— start The data —
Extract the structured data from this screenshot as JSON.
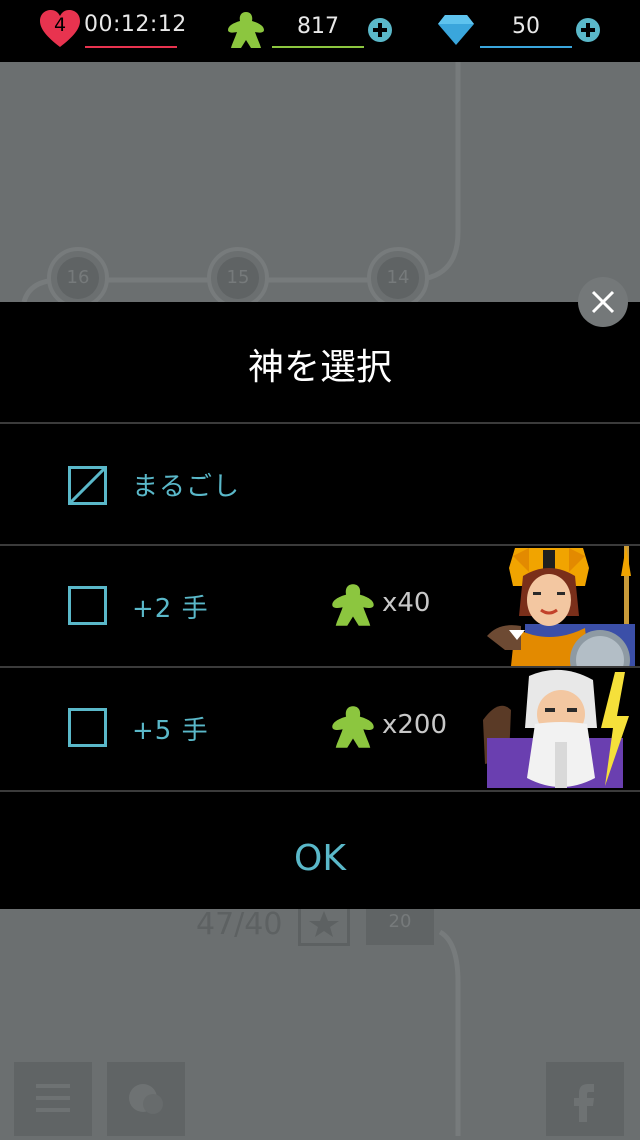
{
  "top_bar": {
    "lives": "4",
    "timer": "00:12:12",
    "meeples": "817",
    "gems": "50",
    "colors": {
      "heart": "#e8334f",
      "meeple": "#8cc63f",
      "gem": "#3aa6dc",
      "plus": "#5ab8c9"
    },
    "icons": [
      "heart-icon",
      "meeple-icon",
      "gem-icon",
      "plus-icon"
    ]
  },
  "map": {
    "nodes": [
      "16",
      "15",
      "14"
    ],
    "progress": "47/40",
    "level_label": "20"
  },
  "dialog": {
    "title": "神を選択",
    "options": [
      {
        "label": "まるごし",
        "checked": "slashed"
      },
      {
        "label": "+2 手",
        "cost": "x40"
      },
      {
        "label": "+5 手",
        "cost": "x200"
      }
    ],
    "ok_label": "OK",
    "colors": {
      "accent": "#5ab8c9",
      "background": "#000000"
    }
  }
}
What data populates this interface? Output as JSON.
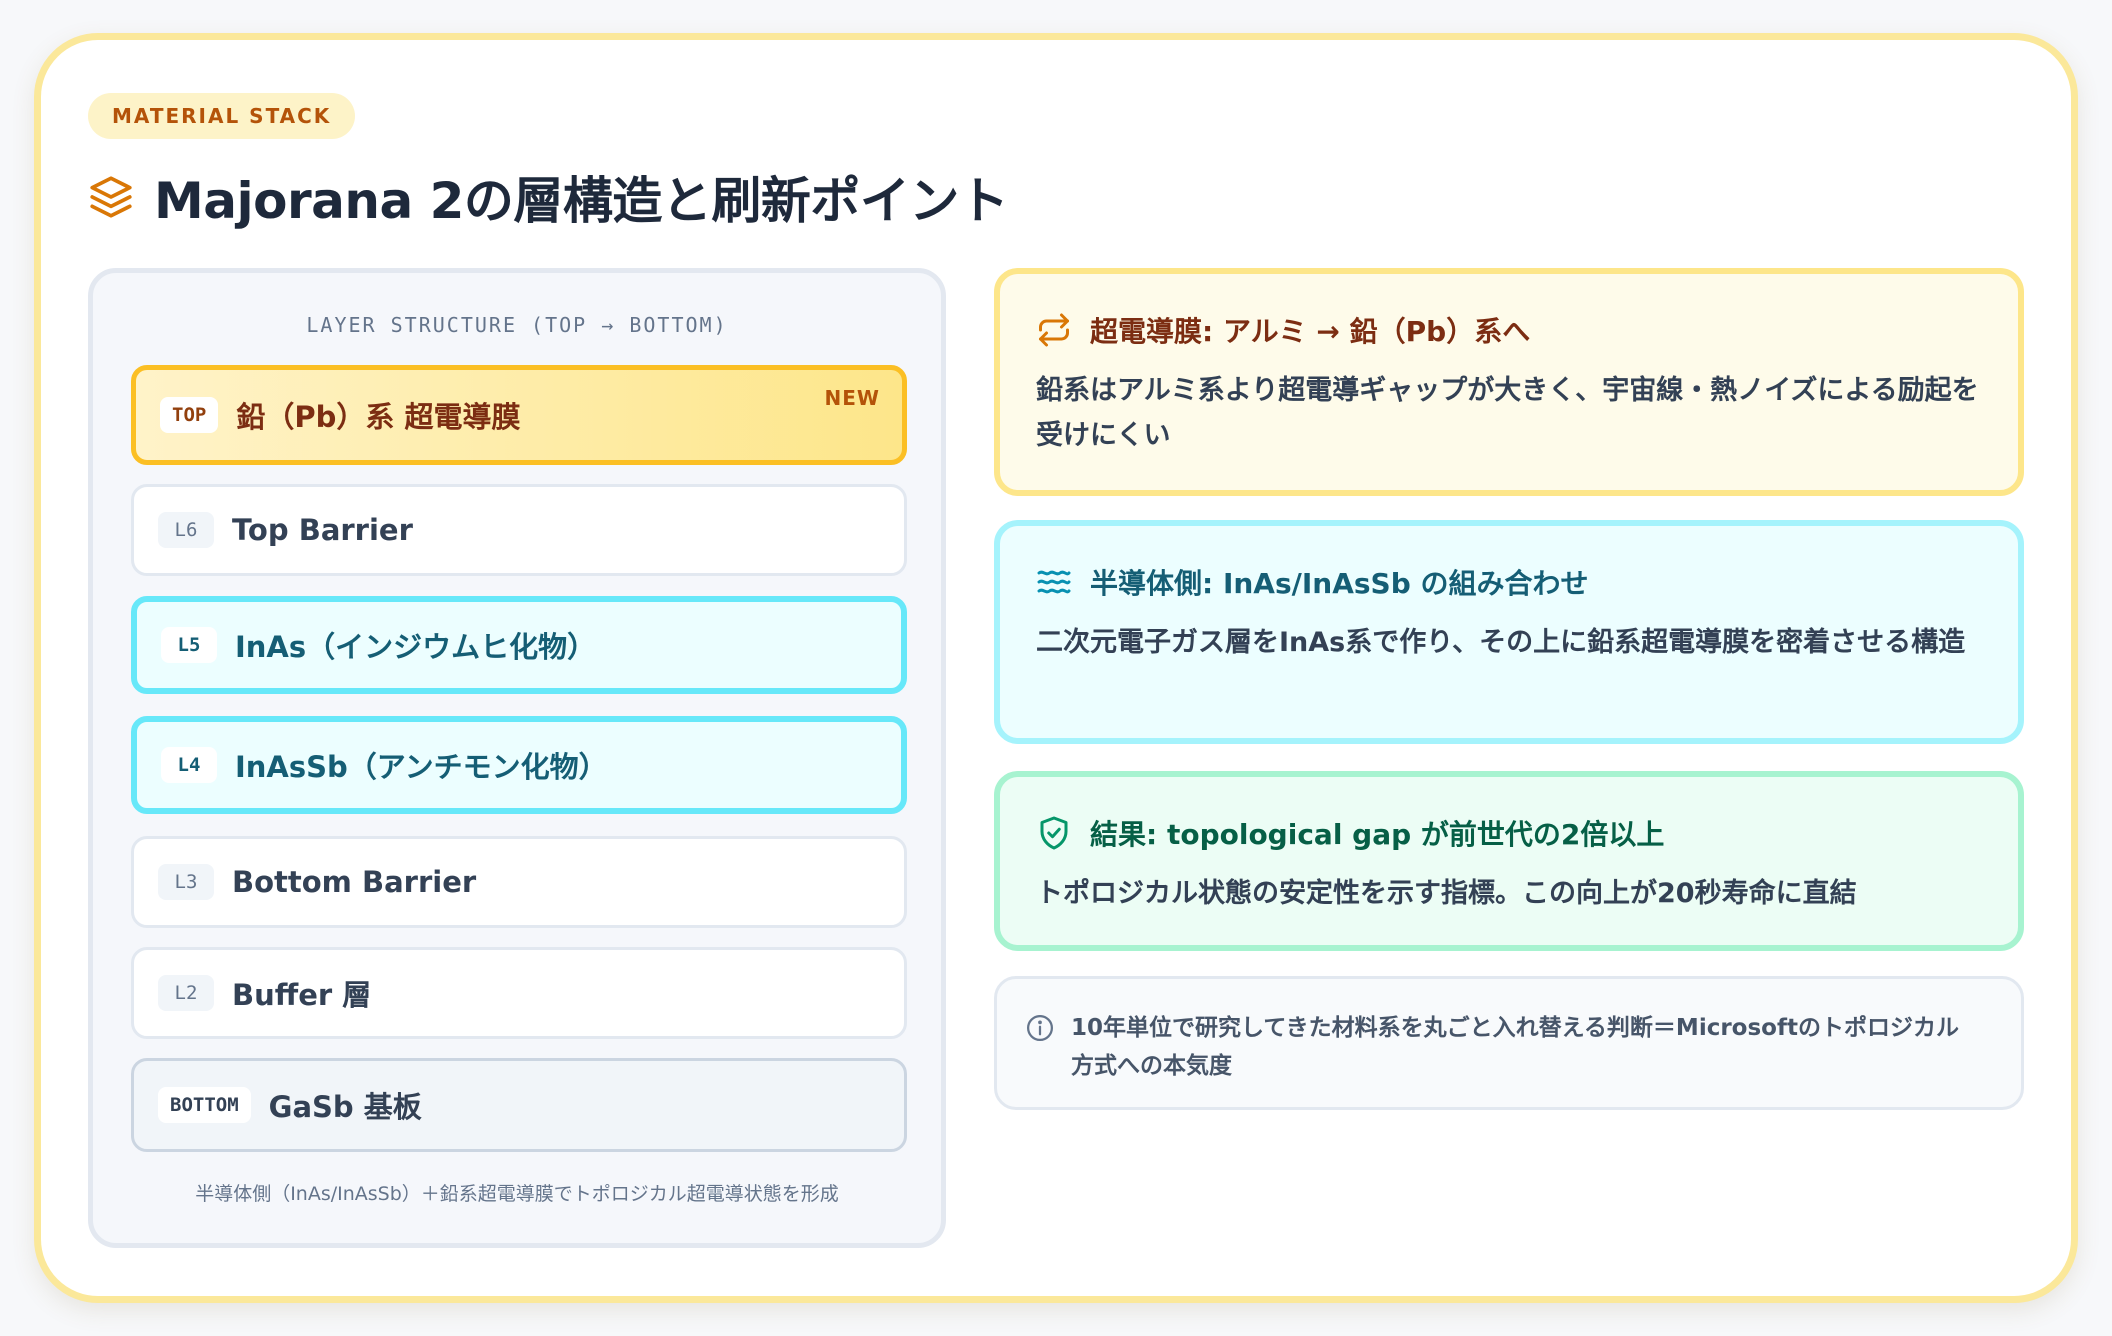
— end The data —
Problem details ->
Pick out the lines that have the word "JSON". Copy them all.

Finished exercise ->
Extract the structured data from this screenshot as JSON.
What data populates this interface? Output as JSON.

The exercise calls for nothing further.